## What this task involves
Here is a listing. Reproduce it exactly.
** Opening Material to process block **
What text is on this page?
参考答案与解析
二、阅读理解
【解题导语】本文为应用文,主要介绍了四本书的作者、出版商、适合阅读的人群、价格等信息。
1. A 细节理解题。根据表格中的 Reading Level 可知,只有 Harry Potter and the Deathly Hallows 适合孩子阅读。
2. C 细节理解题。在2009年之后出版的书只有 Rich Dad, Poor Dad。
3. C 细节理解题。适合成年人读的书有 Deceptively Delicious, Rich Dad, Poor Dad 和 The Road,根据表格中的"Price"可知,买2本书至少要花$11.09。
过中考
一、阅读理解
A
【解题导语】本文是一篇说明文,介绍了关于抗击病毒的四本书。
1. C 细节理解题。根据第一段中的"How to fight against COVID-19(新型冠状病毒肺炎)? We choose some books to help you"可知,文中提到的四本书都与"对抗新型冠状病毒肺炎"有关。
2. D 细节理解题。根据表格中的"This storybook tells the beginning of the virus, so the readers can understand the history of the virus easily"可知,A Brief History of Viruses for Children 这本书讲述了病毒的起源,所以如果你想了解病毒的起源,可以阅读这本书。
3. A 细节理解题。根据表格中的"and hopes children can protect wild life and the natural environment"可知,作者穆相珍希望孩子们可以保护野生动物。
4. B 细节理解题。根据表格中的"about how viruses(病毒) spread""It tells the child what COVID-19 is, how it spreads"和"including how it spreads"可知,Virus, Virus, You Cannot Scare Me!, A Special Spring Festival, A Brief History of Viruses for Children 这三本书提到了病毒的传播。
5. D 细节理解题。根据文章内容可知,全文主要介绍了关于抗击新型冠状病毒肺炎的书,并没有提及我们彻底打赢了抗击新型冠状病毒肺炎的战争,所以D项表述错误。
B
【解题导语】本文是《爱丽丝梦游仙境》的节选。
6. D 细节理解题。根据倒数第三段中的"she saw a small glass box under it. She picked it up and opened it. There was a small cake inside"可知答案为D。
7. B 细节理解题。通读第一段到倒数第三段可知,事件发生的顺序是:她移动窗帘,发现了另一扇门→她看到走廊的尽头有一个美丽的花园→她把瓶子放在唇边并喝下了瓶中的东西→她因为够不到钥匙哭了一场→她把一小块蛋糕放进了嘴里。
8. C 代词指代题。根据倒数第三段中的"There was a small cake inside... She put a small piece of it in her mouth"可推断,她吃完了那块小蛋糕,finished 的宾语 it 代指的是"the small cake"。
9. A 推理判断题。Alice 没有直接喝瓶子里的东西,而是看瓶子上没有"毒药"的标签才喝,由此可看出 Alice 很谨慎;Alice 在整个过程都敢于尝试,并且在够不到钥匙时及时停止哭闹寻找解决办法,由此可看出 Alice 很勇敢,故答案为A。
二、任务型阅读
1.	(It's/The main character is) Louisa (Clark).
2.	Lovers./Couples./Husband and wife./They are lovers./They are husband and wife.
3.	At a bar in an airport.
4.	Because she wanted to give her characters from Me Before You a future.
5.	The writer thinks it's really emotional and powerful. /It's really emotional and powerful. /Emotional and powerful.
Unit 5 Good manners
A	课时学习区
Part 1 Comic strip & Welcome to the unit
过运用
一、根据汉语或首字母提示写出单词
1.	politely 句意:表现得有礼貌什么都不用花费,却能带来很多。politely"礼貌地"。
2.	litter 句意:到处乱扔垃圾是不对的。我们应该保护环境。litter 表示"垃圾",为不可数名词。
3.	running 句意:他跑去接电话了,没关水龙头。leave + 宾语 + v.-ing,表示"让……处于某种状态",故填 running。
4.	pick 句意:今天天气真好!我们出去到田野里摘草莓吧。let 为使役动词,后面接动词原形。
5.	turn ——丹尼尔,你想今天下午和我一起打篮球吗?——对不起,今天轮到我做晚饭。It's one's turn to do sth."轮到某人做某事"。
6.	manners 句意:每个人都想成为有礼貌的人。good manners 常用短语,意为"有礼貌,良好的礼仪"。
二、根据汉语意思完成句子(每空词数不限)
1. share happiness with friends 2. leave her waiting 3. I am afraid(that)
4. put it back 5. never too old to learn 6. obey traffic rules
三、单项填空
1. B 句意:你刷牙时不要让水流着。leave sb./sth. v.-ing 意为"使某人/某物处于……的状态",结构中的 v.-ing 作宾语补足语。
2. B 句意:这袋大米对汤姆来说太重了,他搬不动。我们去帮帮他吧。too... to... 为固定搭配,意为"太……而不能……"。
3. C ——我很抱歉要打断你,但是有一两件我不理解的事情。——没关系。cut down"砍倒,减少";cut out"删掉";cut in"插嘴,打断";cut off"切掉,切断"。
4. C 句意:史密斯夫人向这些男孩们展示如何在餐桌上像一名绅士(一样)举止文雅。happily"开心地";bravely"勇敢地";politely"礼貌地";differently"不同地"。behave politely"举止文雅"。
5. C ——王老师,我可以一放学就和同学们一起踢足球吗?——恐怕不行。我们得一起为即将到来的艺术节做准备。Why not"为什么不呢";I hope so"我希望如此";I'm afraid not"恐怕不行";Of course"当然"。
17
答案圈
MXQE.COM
** Closing Material to process block **
## Reply
What text is on this page?
参考答案与解析
二、阅读理解
【解题导语】本文为应用文,主要介绍了四本书的作者、出版商、适合阅读的人群、价格等信息。
1. A 细节理解题。根据表格中的 Reading Level 可知,只有 Harry Potter and the Deathly Hallows 适合孩子阅读。
2. C 细节理解题。在2009年之后出版的书只有 Rich Dad, Poor Dad。
3. C 细节理解题。适合成年人读的书有 Deceptively Delicious, Rich Dad, Poor Dad 和 The Road,根据表格中的"Price"可知,买2本书至少要花$11.09。
过中考
一、阅读理解
A
【解题导语】本文是一篇说明文,介绍了关于抗击病毒的四本书。
1. C 细节理解题。根据第一段中的"How to fight against COVID-19(新型冠状病毒肺炎)? We choose some books to help you"可知,文中提到的四本书都与"对抗新型冠状病毒肺炎"有关。
2. D 细节理解题。根据表格中的"This storybook tells the beginning of the virus, so the readers can understand the history of the virus easily"可知,A Brief History of Viruses for Children 这本书讲述了病毒的起源,所以如果你想了解病毒的起源,可以阅读这本书。
3. A 细节理解题。根据表格中的"and hopes children can protect wild life and the natural environment"可知,作者穆相珍希望孩子们可以保护野生动物。
4. B 细节理解题。根据表格中的"about how viruses(病毒) spread""It tells the child what COVID-19 is, how it spreads"和"including how it spreads"可知,Virus, Virus, You Cannot Scare Me!, A Special Spring Festival, A Brief History of Viruses for Children 这三本书提到了病毒的传播。
5. D 细节理解题。根据文章内容可知,全文主要介绍了关于抗击新型冠状病毒肺炎的书,并没有提及我们彻底打赢了抗击新型冠状病毒肺炎的战争,所以D项表述错误。
B
【解题导语】本文是《爱丽丝梦游仙境》的节选。
6. D 细节理解题。根据倒数第三段中的"she saw a small glass box under it. She picked it up and opened it. There was a small cake inside"可知答案为D。
7. B 细节理解题。通读第一段到倒数第三段可知,事件发生的顺序是:她移动窗帘,发现了另一扇门→她看到走廊的尽头有一个美丽的花园→她把瓶子放在唇边并喝下了瓶中的东西→她因为够不到钥匙哭了一场→她把一小块蛋糕放进了嘴里。
8. C 代词指代题。根据倒数第三段中的"There was a small cake inside... She put a small piece of it in her mouth"可推断,她吃完了那块小蛋糕,finished 的宾语 it 代指的是"the small cake"。
9. A 推理判断题。Alice 没有直接喝瓶子里的东西,而是看瓶子上没有"毒药"的标签才喝,由此可看出 Alice 很谨慎;Alice 在整个过程都敢于尝试,并且在够不到钥匙时及时停止哭闹寻找解决办法,由此可看出 Alice 很勇敢,故答案为A。
二、任务型阅读
1.	(It's/The main character is) Louisa (Clark).
2.	Lovers./Couples./Husband and wife./They are lovers./They are husband and wife.
3.	At a bar in an airport.
4.	Because she wanted to give her characters from Me Before You a future.
5.	The writer thinks it's really emotional and powerful. /It's really emotional and powerful. /Emotional and powerful.
Unit 5 Good manners
A	课时学习区
Part 1 Comic strip & Welcome to the unit
过运用
一、根据汉语或首字母提示写出单词
1.	politely 句意:表现得有礼貌什么都不用花费,却能带来很多。politely"礼貌地"。
2.	litter 句意:到处乱扔垃圾是不对的。我们应该保护环境。litter 表示"垃圾",为不可数名词。
3.	running 句意:他跑去接电话了,没关水龙头。leave + 宾语 + v.-ing,表示"让……处于某种状态",故填 running。
4.	pick 句意:今天天气真好!我们出去到田野里摘草莓吧。let 为使役动词,后面接动词原形。
5.	turn ——丹尼尔,你想今天下午和我一起打篮球吗?——对不起,今天轮到我做晚饭。It's one's turn to do sth."轮到某人做某事"。
6.	manners 句意:每个人都想成为有礼貌的人。good manners 常用短语,意为"有礼貌,良好的礼仪"。
二、根据汉语意思完成句子(每空词数不限)
1. share happiness with friends 2. leave her waiting 3. I am afraid(that)
4. put it back 5. never too old to learn 6. obey traffic rules
三、单项填空
1. B 句意:你刷牙时不要让水流着。leave sb./sth. v.-ing 意为"使某人/某物处于……的状态",结构中的 v.-ing 作宾语补足语。
2. B 句意:这袋大米对汤姆来说太重了,他搬不动。我们去帮帮他吧。too... to... 为固定搭配,意为"太……而不能……"。
3. C ——我很抱歉要打断你,但是有一两件我不理解的事情。——没关系。cut down"砍倒,减少";cut out"删掉";cut in"插嘴,打断";cut off"切掉,切断"。
4. C 句意:史密斯夫人向这些男孩们展示如何在餐桌上像一名绅士(一样)举止文雅。happily"开心地";bravely"勇敢地";politely"礼貌地";differently"不同地"。behave politely"举止文雅"。
5. C ——王老师,我可以一放学就和同学们一起踢足球吗?——恐怕不行。我们得一起为即将到来的艺术节做准备。Why not"为什么不呢";I hope so"我希望如此";I'm afraid not"恐怕不行";Of course"当然"。
17
答案圈
MXQE.COM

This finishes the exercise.